**DESCRIPTION OF THE TASK**
Quote the full listing word for word.

**EXERCISE MATERIALS**

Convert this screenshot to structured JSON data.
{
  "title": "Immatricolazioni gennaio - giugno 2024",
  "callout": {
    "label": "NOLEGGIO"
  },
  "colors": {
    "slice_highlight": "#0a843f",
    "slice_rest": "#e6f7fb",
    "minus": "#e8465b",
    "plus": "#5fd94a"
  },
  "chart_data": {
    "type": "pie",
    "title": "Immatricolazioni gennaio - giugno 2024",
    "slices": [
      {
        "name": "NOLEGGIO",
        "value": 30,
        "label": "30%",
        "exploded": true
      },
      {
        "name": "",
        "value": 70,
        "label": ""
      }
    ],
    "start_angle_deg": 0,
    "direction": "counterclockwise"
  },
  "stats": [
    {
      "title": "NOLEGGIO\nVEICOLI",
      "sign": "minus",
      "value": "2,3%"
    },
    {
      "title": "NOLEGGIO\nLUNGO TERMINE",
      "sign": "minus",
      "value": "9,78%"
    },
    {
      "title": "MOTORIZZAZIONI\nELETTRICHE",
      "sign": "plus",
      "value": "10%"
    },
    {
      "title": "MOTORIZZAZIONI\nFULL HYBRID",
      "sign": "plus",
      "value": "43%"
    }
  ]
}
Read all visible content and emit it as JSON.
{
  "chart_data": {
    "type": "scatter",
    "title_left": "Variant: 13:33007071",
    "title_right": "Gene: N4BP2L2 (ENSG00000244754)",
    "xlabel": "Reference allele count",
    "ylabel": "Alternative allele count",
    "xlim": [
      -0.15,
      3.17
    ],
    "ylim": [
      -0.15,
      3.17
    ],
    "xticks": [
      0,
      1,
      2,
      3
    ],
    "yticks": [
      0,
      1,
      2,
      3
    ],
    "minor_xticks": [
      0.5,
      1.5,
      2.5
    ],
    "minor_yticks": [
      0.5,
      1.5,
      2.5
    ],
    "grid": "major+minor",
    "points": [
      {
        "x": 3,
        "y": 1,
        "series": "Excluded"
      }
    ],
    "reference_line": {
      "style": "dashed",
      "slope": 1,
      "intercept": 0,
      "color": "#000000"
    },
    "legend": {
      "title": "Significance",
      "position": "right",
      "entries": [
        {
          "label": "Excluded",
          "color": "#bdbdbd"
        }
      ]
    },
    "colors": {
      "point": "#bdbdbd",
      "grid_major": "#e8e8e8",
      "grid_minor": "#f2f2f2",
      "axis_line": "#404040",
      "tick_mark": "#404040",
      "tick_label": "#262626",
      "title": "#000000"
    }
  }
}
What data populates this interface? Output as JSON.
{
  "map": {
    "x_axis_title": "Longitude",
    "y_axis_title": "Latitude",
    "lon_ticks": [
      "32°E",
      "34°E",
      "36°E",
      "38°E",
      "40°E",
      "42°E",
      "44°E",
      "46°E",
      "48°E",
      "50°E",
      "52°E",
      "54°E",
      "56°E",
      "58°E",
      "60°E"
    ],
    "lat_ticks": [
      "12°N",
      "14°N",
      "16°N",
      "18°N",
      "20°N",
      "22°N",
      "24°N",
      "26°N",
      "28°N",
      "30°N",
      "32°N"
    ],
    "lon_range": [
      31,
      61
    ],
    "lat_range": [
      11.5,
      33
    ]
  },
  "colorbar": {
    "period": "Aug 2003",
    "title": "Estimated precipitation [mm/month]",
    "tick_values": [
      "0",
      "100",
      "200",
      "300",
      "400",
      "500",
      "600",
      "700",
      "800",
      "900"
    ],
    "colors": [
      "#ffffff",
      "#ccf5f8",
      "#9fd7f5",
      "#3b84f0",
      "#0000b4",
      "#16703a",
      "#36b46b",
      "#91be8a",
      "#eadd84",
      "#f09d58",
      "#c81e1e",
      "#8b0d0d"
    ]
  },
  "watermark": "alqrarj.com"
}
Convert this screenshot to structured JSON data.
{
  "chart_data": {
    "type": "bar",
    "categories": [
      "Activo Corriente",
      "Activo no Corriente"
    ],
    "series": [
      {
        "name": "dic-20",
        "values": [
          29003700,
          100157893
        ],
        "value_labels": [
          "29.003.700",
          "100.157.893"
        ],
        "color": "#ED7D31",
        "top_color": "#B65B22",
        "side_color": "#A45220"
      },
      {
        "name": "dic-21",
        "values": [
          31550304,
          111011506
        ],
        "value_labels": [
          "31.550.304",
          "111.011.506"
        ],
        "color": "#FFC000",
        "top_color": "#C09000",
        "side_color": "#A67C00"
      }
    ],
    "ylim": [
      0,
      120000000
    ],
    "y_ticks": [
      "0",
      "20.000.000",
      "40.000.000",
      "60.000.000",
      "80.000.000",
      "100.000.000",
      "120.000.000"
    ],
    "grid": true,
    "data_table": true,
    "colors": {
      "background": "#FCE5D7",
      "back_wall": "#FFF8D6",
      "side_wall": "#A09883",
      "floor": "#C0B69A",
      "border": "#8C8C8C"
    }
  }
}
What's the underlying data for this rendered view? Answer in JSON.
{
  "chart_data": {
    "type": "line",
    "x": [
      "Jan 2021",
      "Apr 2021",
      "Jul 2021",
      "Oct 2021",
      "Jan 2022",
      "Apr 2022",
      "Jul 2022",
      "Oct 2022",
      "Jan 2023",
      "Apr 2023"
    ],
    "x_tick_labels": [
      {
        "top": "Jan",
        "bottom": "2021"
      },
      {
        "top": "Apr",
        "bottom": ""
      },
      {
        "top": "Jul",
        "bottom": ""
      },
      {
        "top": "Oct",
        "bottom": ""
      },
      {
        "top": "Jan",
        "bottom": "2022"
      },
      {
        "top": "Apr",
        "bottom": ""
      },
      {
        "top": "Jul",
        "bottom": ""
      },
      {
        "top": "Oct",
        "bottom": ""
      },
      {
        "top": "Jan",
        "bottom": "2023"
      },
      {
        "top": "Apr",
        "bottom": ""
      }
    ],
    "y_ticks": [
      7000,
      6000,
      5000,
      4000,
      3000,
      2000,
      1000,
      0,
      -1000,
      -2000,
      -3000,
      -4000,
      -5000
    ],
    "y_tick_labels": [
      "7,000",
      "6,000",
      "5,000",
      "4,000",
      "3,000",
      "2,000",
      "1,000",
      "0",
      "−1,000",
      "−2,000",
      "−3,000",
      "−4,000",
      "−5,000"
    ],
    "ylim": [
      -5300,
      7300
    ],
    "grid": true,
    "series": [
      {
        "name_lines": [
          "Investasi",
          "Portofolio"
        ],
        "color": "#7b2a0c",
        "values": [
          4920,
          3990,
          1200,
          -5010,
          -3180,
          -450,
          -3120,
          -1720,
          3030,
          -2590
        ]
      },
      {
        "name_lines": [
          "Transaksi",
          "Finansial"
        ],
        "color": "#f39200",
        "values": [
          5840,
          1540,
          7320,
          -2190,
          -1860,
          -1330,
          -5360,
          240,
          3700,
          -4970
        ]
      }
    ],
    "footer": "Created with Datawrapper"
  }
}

**TASK RESULT**
Convert this screenshot to structured JSON data.
{
  "title": "Immatricolazioni gennaio - giugno 2024",
  "callout": {
    "label": "NOLEGGIO"
  },
  "colors": {
    "slice_highlight": "#0a843f",
    "slice_rest": "#e6f7fb",
    "minus": "#e8465b",
    "plus": "#5fd94a"
  },
  "chart_data": {
    "type": "pie",
    "title": "Immatricolazioni gennaio - giugno 2024",
    "slices": [
      {
        "name": "NOLEGGIO",
        "value": 30,
        "label": "30%",
        "exploded": true
      },
      {
        "name": "",
        "value": 70,
        "label": ""
      }
    ],
    "start_angle_deg": 0,
    "direction": "counterclockwise"
  },
  "stats": [
    {
      "title": "NOLEGGIO\nVEICOLI",
      "sign": "minus",
      "value": "2,3%"
    },
    {
      "title": "NOLEGGIO\nLUNGO TERMINE",
      "sign": "minus",
      "value": "9,78%"
    },
    {
      "title": "MOTORIZZAZIONI\nELETTRICHE",
      "sign": "plus",
      "value": "10%"
    },
    {
      "title": "MOTORIZZAZIONI\nFULL HYBRID",
      "sign": "plus",
      "value": "43%"
    }
  ]
}
Read all visible content and emit it as JSON.
{
  "chart_data": {
    "type": "scatter",
    "title_left": "Variant: 13:33007071",
    "title_right": "Gene: N4BP2L2 (ENSG00000244754)",
    "xlabel": "Reference allele count",
    "ylabel": "Alternative allele count",
    "xlim": [
      -0.15,
      3.17
    ],
    "ylim": [
      -0.15,
      3.17
    ],
    "xticks": [
      0,
      1,
      2,
      3
    ],
    "yticks": [
      0,
      1,
      2,
      3
    ],
    "minor_xticks": [
      0.5,
      1.5,
      2.5
    ],
    "minor_yticks": [
      0.5,
      1.5,
      2.5
    ],
    "grid": "major+minor",
    "points": [
      {
        "x": 3,
        "y": 1,
        "series": "Excluded"
      }
    ],
    "reference_line": {
      "style": "dashed",
      "slope": 1,
      "intercept": 0,
      "color": "#000000"
    },
    "legend": {
      "title": "Significance",
      "position": "right",
      "entries": [
        {
          "label": "Excluded",
          "color": "#bdbdbd"
        }
      ]
    },
    "colors": {
      "point": "#bdbdbd",
      "grid_major": "#e8e8e8",
      "grid_minor": "#f2f2f2",
      "axis_line": "#404040",
      "tick_mark": "#404040",
      "tick_label": "#262626",
      "title": "#000000"
    }
  }
}
What data populates this interface? Output as JSON.
{
  "map": {
    "x_axis_title": "Longitude",
    "y_axis_title": "Latitude",
    "lon_ticks": [
      "32°E",
      "34°E",
      "36°E",
      "38°E",
      "40°E",
      "42°E",
      "44°E",
      "46°E",
      "48°E",
      "50°E",
      "52°E",
      "54°E",
      "56°E",
      "58°E",
      "60°E"
    ],
    "lat_ticks": [
      "12°N",
      "14°N",
      "16°N",
      "18°N",
      "20°N",
      "22°N",
      "24°N",
      "26°N",
      "28°N",
      "30°N",
      "32°N"
    ],
    "lon_range": [
      31,
      61
    ],
    "lat_range": [
      11.5,
      33
    ]
  },
  "colorbar": {
    "period": "Aug 2003",
    "title": "Estimated precipitation [mm/month]",
    "tick_values": [
      "0",
      "100",
      "200",
      "300",
      "400",
      "500",
      "600",
      "700",
      "800",
      "900"
    ],
    "colors": [
      "#ffffff",
      "#ccf5f8",
      "#9fd7f5",
      "#3b84f0",
      "#0000b4",
      "#16703a",
      "#36b46b",
      "#91be8a",
      "#eadd84",
      "#f09d58",
      "#c81e1e",
      "#8b0d0d"
    ]
  },
  "watermark": "alqrarj.com"
}
Convert this screenshot to structured JSON data.
{
  "chart_data": {
    "type": "bar",
    "categories": [
      "Activo Corriente",
      "Activo no Corriente"
    ],
    "series": [
      {
        "name": "dic-20",
        "values": [
          29003700,
          100157893
        ],
        "value_labels": [
          "29.003.700",
          "100.157.893"
        ],
        "color": "#ED7D31",
        "top_color": "#B65B22",
        "side_color": "#A45220"
      },
      {
        "name": "dic-21",
        "values": [
          31550304,
          111011506
        ],
        "value_labels": [
          "31.550.304",
          "111.011.506"
        ],
        "color": "#FFC000",
        "top_color": "#C09000",
        "side_color": "#A67C00"
      }
    ],
    "ylim": [
      0,
      120000000
    ],
    "y_ticks": [
      "0",
      "20.000.000",
      "40.000.000",
      "60.000.000",
      "80.000.000",
      "100.000.000",
      "120.000.000"
    ],
    "grid": true,
    "data_table": true,
    "colors": {
      "background": "#FCE5D7",
      "back_wall": "#FFF8D6",
      "side_wall": "#A09883",
      "floor": "#C0B69A",
      "border": "#8C8C8C"
    }
  }
}
What's the underlying data for this rendered view? Answer in JSON.
{
  "chart_data": {
    "type": "line",
    "x": [
      "Jan 2021",
      "Apr 2021",
      "Jul 2021",
      "Oct 2021",
      "Jan 2022",
      "Apr 2022",
      "Jul 2022",
      "Oct 2022",
      "Jan 2023",
      "Apr 2023"
    ],
    "x_tick_labels": [
      {
        "top": "Jan",
        "bottom": "2021"
      },
      {
        "top": "Apr",
        "bottom": ""
      },
      {
        "top": "Jul",
        "bottom": ""
      },
      {
        "top": "Oct",
        "bottom": ""
      },
      {
        "top": "Jan",
        "bottom": "2022"
      },
      {
        "top": "Apr",
        "bottom": ""
      },
      {
        "top": "Jul",
        "bottom": ""
      },
      {
        "top": "Oct",
        "bottom": ""
      },
      {
        "top": "Jan",
        "bottom": "2023"
      },
      {
        "top": "Apr",
        "bottom": ""
      }
    ],
    "y_ticks": [
      7000,
      6000,
      5000,
      4000,
      3000,
      2000,
      1000,
      0,
      -1000,
      -2000,
      -3000,
      -4000,
      -5000
    ],
    "y_tick_labels": [
      "7,000",
      "6,000",
      "5,000",
      "4,000",
      "3,000",
      "2,000",
      "1,000",
      "0",
      "−1,000",
      "−2,000",
      "−3,000",
      "−4,000",
      "−5,000"
    ],
    "ylim": [
      -5300,
      7300
    ],
    "grid": true,
    "series": [
      {
        "name_lines": [
          "Investasi",
          "Portofolio"
        ],
        "color": "#7b2a0c",
        "values": [
          4920,
          3990,
          1200,
          -5010,
          -3180,
          -450,
          -3120,
          -1720,
          3030,
          -2590
        ]
      },
      {
        "name_lines": [
          "Transaksi",
          "Finansial"
        ],
        "color": "#f39200",
        "values": [
          5840,
          1540,
          7320,
          -2190,
          -1860,
          -1330,
          -5360,
          240,
          3700,
          -4970
        ]
      }
    ],
    "footer": "Created with Datawrapper"
  }
}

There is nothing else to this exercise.